▸ EXERCISE DESCRIPTION:
Report every line in the listing that contains the string "Tareas".
-- Start GIVEN DATA --
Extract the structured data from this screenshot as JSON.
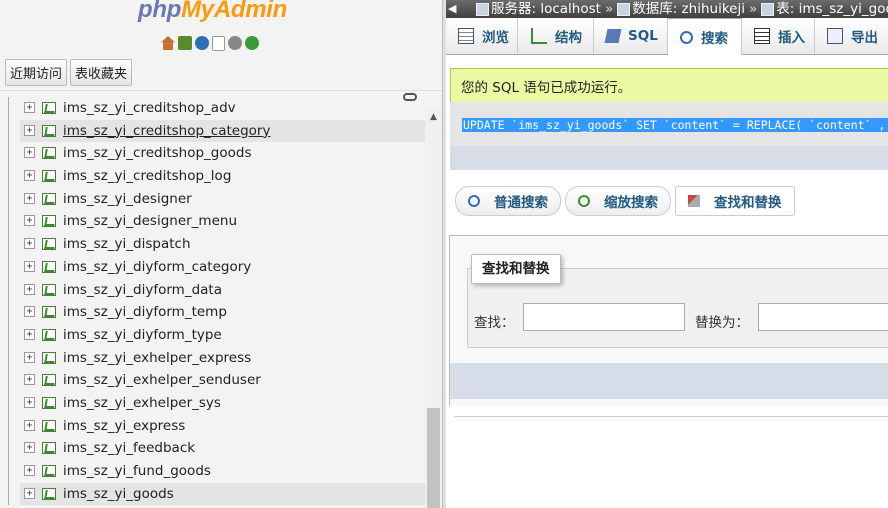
{
  "nav": {
    "logo_php": "php",
    "logo_myadmin": "MyAdmin",
    "icons": [
      "home-icon",
      "exit-icon",
      "help-icon",
      "docs-icon",
      "settings-icon",
      "reload-icon"
    ],
    "tabs": [
      "近期访问",
      "表收藏夹"
    ],
    "tables": [
      {
        "name": "ims_sz_yi_creditshop_adv",
        "highlight": false
      },
      {
        "name": "ims_sz_yi_creditshop_category",
        "highlight": true
      },
      {
        "name": "ims_sz_yi_creditshop_goods",
        "highlight": false
      },
      {
        "name": "ims_sz_yi_creditshop_log",
        "highlight": false
      },
      {
        "name": "ims_sz_yi_designer",
        "highlight": false
      },
      {
        "name": "ims_sz_yi_designer_menu",
        "highlight": false
      },
      {
        "name": "ims_sz_yi_dispatch",
        "highlight": false
      },
      {
        "name": "ims_sz_yi_diyform_category",
        "highlight": false
      },
      {
        "name": "ims_sz_yi_diyform_data",
        "highlight": false
      },
      {
        "name": "ims_sz_yi_diyform_temp",
        "highlight": false
      },
      {
        "name": "ims_sz_yi_diyform_type",
        "highlight": false
      },
      {
        "name": "ims_sz_yi_exhelper_express",
        "highlight": false
      },
      {
        "name": "ims_sz_yi_exhelper_senduser",
        "highlight": false
      },
      {
        "name": "ims_sz_yi_exhelper_sys",
        "highlight": false
      },
      {
        "name": "ims_sz_yi_express",
        "highlight": false
      },
      {
        "name": "ims_sz_yi_feedback",
        "highlight": false
      },
      {
        "name": "ims_sz_yi_fund_goods",
        "highlight": false
      },
      {
        "name": "ims_sz_yi_goods",
        "highlight": true
      }
    ]
  },
  "breadcrumb": {
    "server_label": "服务器: localhost",
    "db_label": "数据库: zhihuikeji",
    "table_label": "表: ims_sz_yi_goods",
    "separator": "»"
  },
  "tabs": [
    {
      "label": "浏览",
      "icon": "browse-icon"
    },
    {
      "label": "结构",
      "icon": "structure-icon"
    },
    {
      "label": "SQL",
      "icon": "sql-icon"
    },
    {
      "label": "搜索",
      "icon": "search-icon",
      "active": true
    },
    {
      "label": "插入",
      "icon": "insert-icon"
    },
    {
      "label": "导出",
      "icon": "export-icon"
    }
  ],
  "message": {
    "success": "您的 SQL 语句已成功运行。",
    "sql": "UPDATE `ims_sz_yi_goods` SET `content` = REPLACE( `content` , '"
  },
  "search_tabs": [
    {
      "label": "普通搜索"
    },
    {
      "label": "缩放搜索"
    },
    {
      "label": "查找和替换",
      "active": true
    }
  ],
  "form": {
    "legend": "查找和替换",
    "find_label": "查找：",
    "find_value": "",
    "replace_label": "替换为：",
    "replace_value": ""
  }
}
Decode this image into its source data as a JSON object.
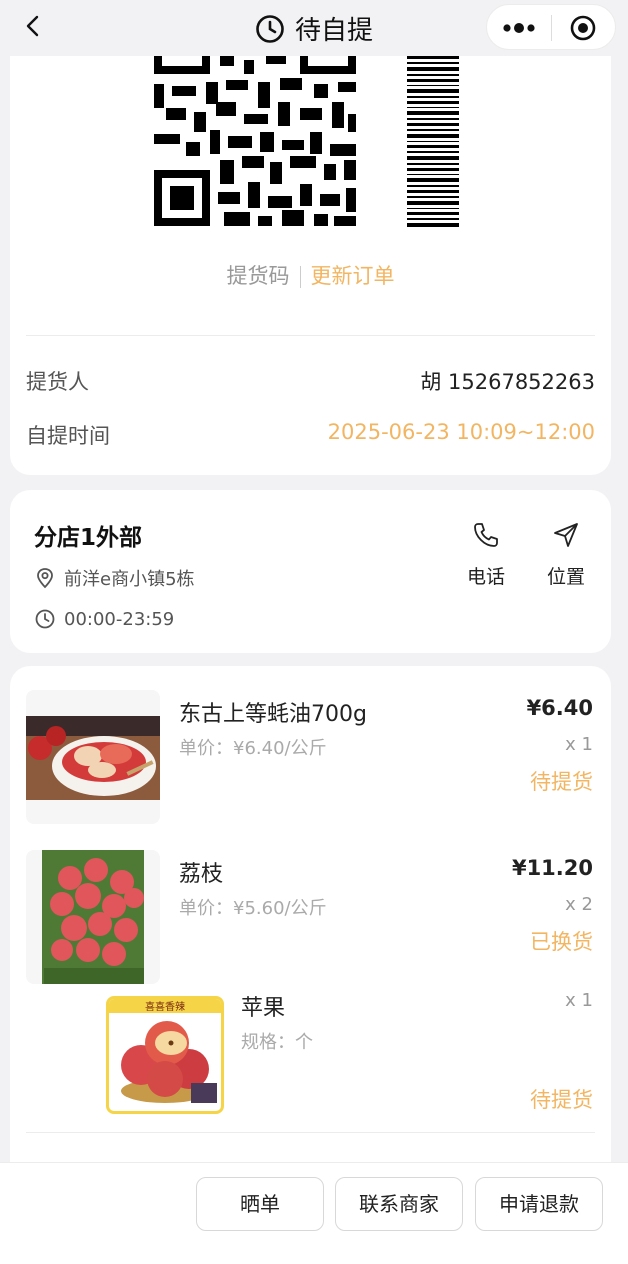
{
  "nav": {
    "title": "待自提"
  },
  "pickup": {
    "code_label": "提货码",
    "update_link": "更新订单",
    "contact_key": "提货人",
    "contact_value": "胡  15267852263",
    "time_key": "自提时间",
    "time_value": "2025-06-23 10:09~12:00"
  },
  "store": {
    "name": "分店1外部",
    "address": "前洋e商小镇5栋",
    "hours": "00:00-23:59",
    "phone_label": "电话",
    "location_label": "位置"
  },
  "products": [
    {
      "name": "东古上等蚝油700g",
      "sub": "单价：¥6.40/公斤",
      "price": "¥6.40",
      "qty": "x 1",
      "status": "待提货"
    },
    {
      "name": "荔枝",
      "sub": "单价：¥5.60/公斤",
      "price": "¥11.20",
      "qty": "x 2",
      "status": "已换货"
    },
    {
      "name": "苹果",
      "sub": "规格：个",
      "qty": "x 1",
      "status": "待提货",
      "banner": "喜喜香辣"
    }
  ],
  "actions": {
    "share": "晒单",
    "contact": "联系商家",
    "refund": "申请退款"
  },
  "colors": {
    "accent": "#f2b562",
    "background": "#f2f2f4"
  }
}
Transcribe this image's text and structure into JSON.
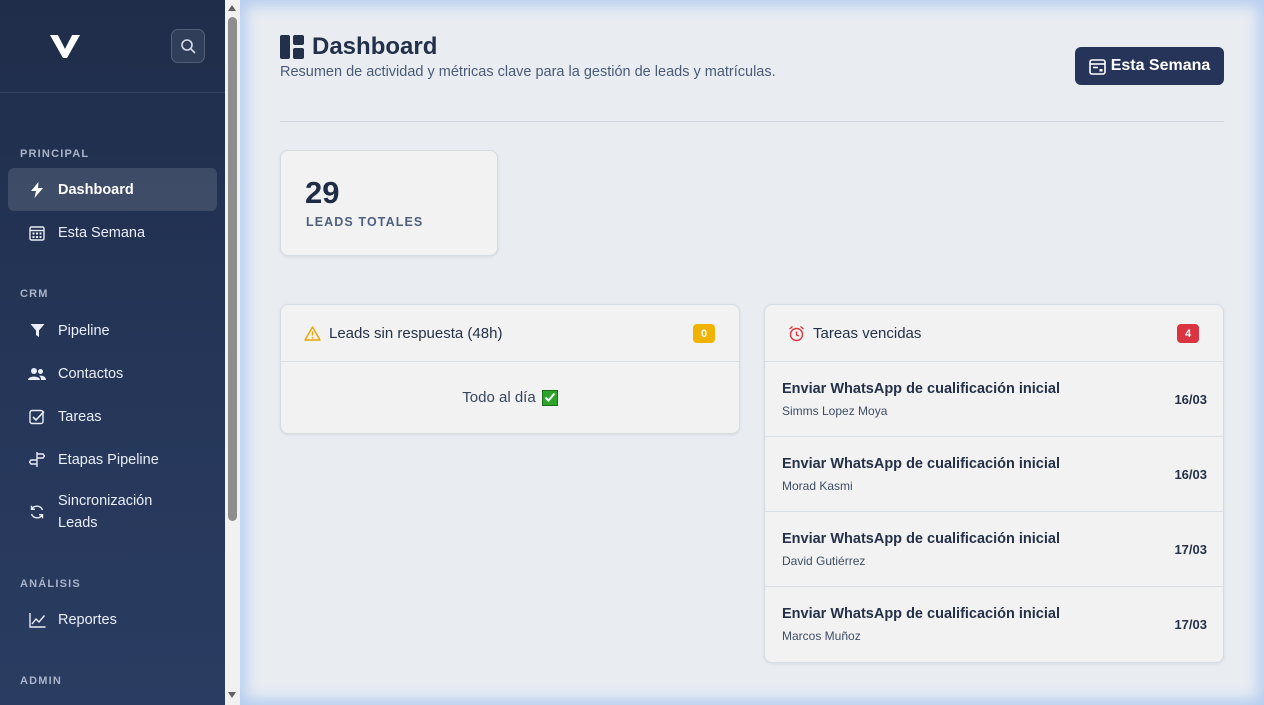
{
  "sidebar": {
    "sections": {
      "principal": "PRINCIPAL",
      "crm": "CRM",
      "analisis": "ANÁLISIS",
      "admin": "ADMIN"
    },
    "items": {
      "dashboard": "Dashboard",
      "esta_semana": "Esta Semana",
      "pipeline": "Pipeline",
      "contactos": "Contactos",
      "tareas": "Tareas",
      "etapas": "Etapas Pipeline",
      "sincronizacion": "Sincronización Leads",
      "reportes": "Reportes"
    },
    "active": "dashboard"
  },
  "header": {
    "title": "Dashboard",
    "subtitle": "Resumen de actividad y métricas clave para la gestión de leads y matrículas.",
    "week_button": "Esta Semana"
  },
  "stats": {
    "leads_total_value": "29",
    "leads_total_label": "LEADS TOTALES"
  },
  "no_response_panel": {
    "title": "Leads sin respuesta (48h)",
    "badge": "0",
    "empty_message": "Todo al día"
  },
  "overdue_panel": {
    "title": "Tareas vencidas",
    "badge": "4",
    "tasks": [
      {
        "title": "Enviar WhatsApp de cualificación inicial",
        "contact": "Simms Lopez Moya",
        "date": "16/03"
      },
      {
        "title": "Enviar WhatsApp de cualificación inicial",
        "contact": "Morad Kasmi",
        "date": "16/03"
      },
      {
        "title": "Enviar WhatsApp de cualificación inicial",
        "contact": "David Gutiérrez",
        "date": "17/03"
      },
      {
        "title": "Enviar WhatsApp de cualificación inicial",
        "contact": "Marcos Muñoz",
        "date": "17/03"
      }
    ]
  },
  "colors": {
    "sidebar_bg": "#1f2d4a",
    "primary_button": "#27345a",
    "badge_warning": "#f0b400",
    "badge_danger": "#d9343f",
    "check_green": "#2aa52a"
  }
}
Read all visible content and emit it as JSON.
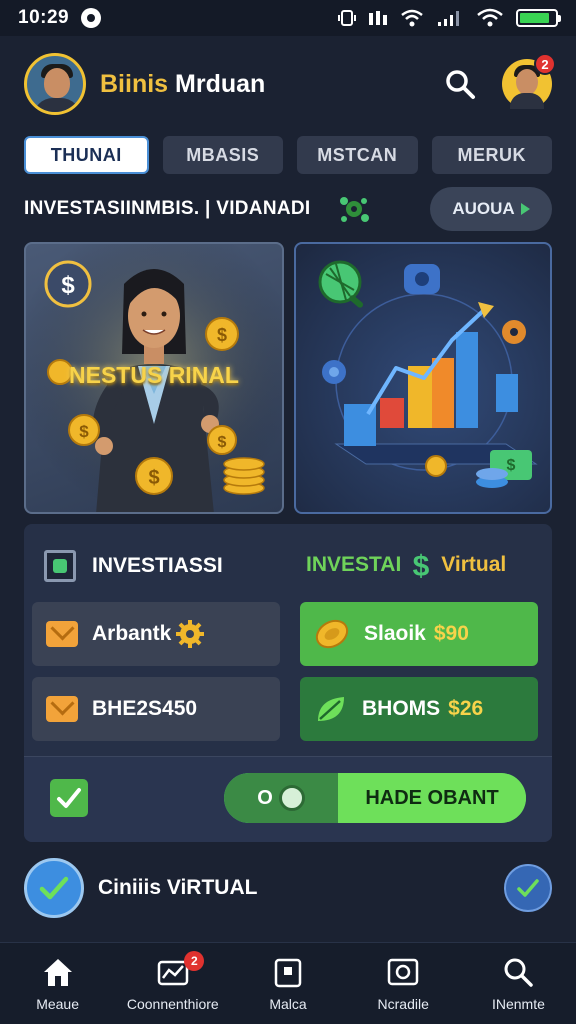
{
  "status_bar": {
    "time": "10:29"
  },
  "header": {
    "title_part1": "Biinis",
    "title_part2": "Mrduan",
    "notification_count": "2"
  },
  "tabs": [
    {
      "label": "THUNAI",
      "active": true
    },
    {
      "label": "MBASIS",
      "active": false
    },
    {
      "label": "MSTCAN",
      "active": false
    },
    {
      "label": "MERUK",
      "active": false
    }
  ],
  "subheader": {
    "title": "INVESTASIINMBIS. | VIDANADI",
    "button_label": "AUOUA"
  },
  "hero": {
    "left_text": "NESTUS RINAL"
  },
  "panel": {
    "left_title": "INVESTIASSI",
    "right_title_part1": "INVESTAI",
    "right_title_part2": "Virtual",
    "left_items": [
      {
        "label": "Arbantk"
      },
      {
        "label": "BHE2S450"
      }
    ],
    "right_items": [
      {
        "label": "Slaoik",
        "value": "$90"
      },
      {
        "label": "BHOMS",
        "value": "$26"
      }
    ],
    "toggle_left": "O",
    "toggle_label": "HADE OBANT"
  },
  "confirm": {
    "label": "Ciniiis ViRTUAL"
  },
  "bottom_nav": [
    {
      "label": "Meaue",
      "icon": "home-icon"
    },
    {
      "label": "Coonnenthiore",
      "icon": "chart-icon",
      "badge": "2"
    },
    {
      "label": "Malca",
      "icon": "wallet-icon"
    },
    {
      "label": "Ncradile",
      "icon": "camera-icon"
    },
    {
      "label": "INenmte",
      "icon": "search-icon"
    }
  ],
  "colors": {
    "accent_gold": "#f0c040",
    "accent_green": "#48c774",
    "background": "#1b2232"
  }
}
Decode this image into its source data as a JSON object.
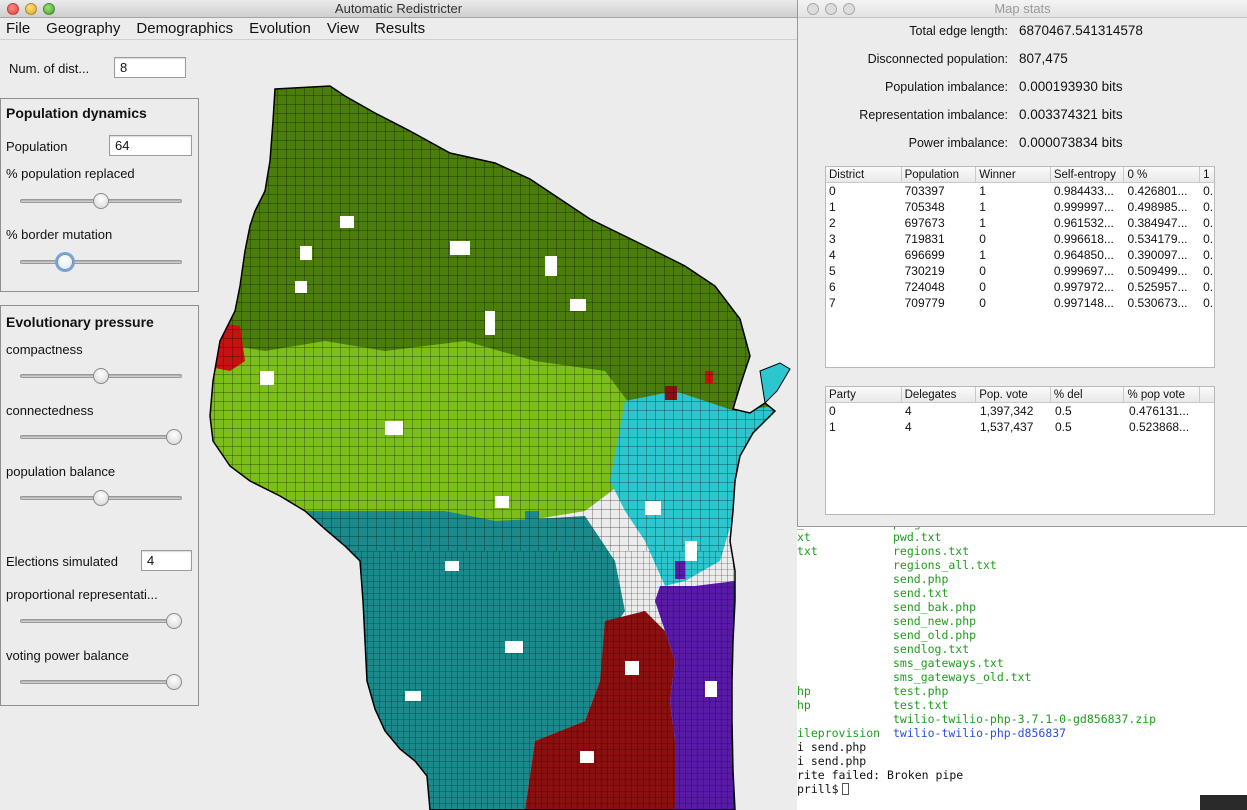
{
  "main_window": {
    "title": "Automatic Redistricter",
    "menu": [
      "File",
      "Geography",
      "Demographics",
      "Evolution",
      "View",
      "Results"
    ]
  },
  "controls": {
    "num_districts_label": "Num. of dist...",
    "num_districts_value": "8",
    "population_dynamics": {
      "title": "Population dynamics",
      "population_label": "Population",
      "population_value": "64",
      "pct_replaced_label": "% population replaced",
      "pct_replaced_level": 0.5,
      "border_mutation_label": "% border mutation",
      "border_mutation_level": 0.25
    },
    "evolutionary_pressure": {
      "title": "Evolutionary pressure",
      "compactness_label": "compactness",
      "compactness_level": 0.5,
      "connectedness_label": "connectedness",
      "connectedness_level": 1.0,
      "population_balance_label": "population balance",
      "population_balance_level": 0.5,
      "elections_label": "Elections simulated",
      "elections_value": "4",
      "proportional_label": "proportional representati...",
      "proportional_level": 1.0,
      "voting_power_label": "voting power balance",
      "voting_power_level": 1.0
    }
  },
  "map": {
    "district_colors": {
      "north": "#4a7d0c",
      "central": "#7dbf1a",
      "southwest": "#1b8a8c",
      "east": "#2cc6cf",
      "south_central": "#8b1010",
      "southeast": "#5a1aa8",
      "west_patch": "#c81212"
    }
  },
  "stats_window": {
    "title": "Map stats",
    "stats": [
      {
        "label": "Total edge length:",
        "value": "6870467.541314578"
      },
      {
        "label": "Disconnected population:",
        "value": "807,475"
      },
      {
        "label": "Population imbalance:",
        "value": "0.000193930 bits"
      },
      {
        "label": "Representation imbalance:",
        "value": "0.003374321 bits"
      },
      {
        "label": "Power imbalance:",
        "value": "0.000073834 bits"
      }
    ],
    "district_table": {
      "headers": [
        "District",
        "Population",
        "Winner",
        "Self-entropy",
        "0 %",
        "1"
      ],
      "rows": [
        [
          "0",
          "703397",
          "1",
          "0.984433...",
          "0.426801...",
          "0."
        ],
        [
          "1",
          "705348",
          "1",
          "0.999997...",
          "0.498985...",
          "0."
        ],
        [
          "2",
          "697673",
          "1",
          "0.961532...",
          "0.384947...",
          "0."
        ],
        [
          "3",
          "719831",
          "0",
          "0.996618...",
          "0.534179...",
          "0."
        ],
        [
          "4",
          "696699",
          "1",
          "0.964850...",
          "0.390097...",
          "0."
        ],
        [
          "5",
          "730219",
          "0",
          "0.999697...",
          "0.509499...",
          "0."
        ],
        [
          "6",
          "724048",
          "0",
          "0.997972...",
          "0.525957...",
          "0."
        ],
        [
          "7",
          "709779",
          "0",
          "0.997148...",
          "0.530673...",
          "0."
        ]
      ]
    },
    "party_table": {
      "headers": [
        "Party",
        "Delegates",
        "Pop. vote",
        "% del",
        "% pop vote"
      ],
      "rows": [
        [
          "0",
          "4",
          "1,397,342",
          "0.5",
          "0.476131..."
        ],
        [
          "1",
          "4",
          "1,537,437",
          "0.5",
          "0.523868..."
        ]
      ]
    }
  },
  "terminal": {
    "right_column": [
      "ping.txt",
      "pwd.txt",
      "regions.txt",
      "regions_all.txt",
      "send.php",
      "send.txt",
      "send_bak.php",
      "send_new.php",
      "send_old.php",
      "sendlog.txt",
      "sms_gateways.txt",
      "sms_gateways_old.txt",
      "test.php",
      "test.txt",
      "twilio-twilio-php-3.7.1-0-gd856837.zip",
      "twilio-twilio-php-d856837"
    ],
    "left_column": [
      "_new.txt",
      "xt",
      "txt",
      "hp",
      "hp",
      "ileprovision"
    ],
    "tail_lines": [
      "i send.php",
      "i send.php",
      "rite failed: Broken pipe",
      "prill$"
    ]
  }
}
-- End GIVEN DATA --
▸ SOLUTION BELOW:
      "tareas": "Tareas",
    "title": "Tareas vencidas",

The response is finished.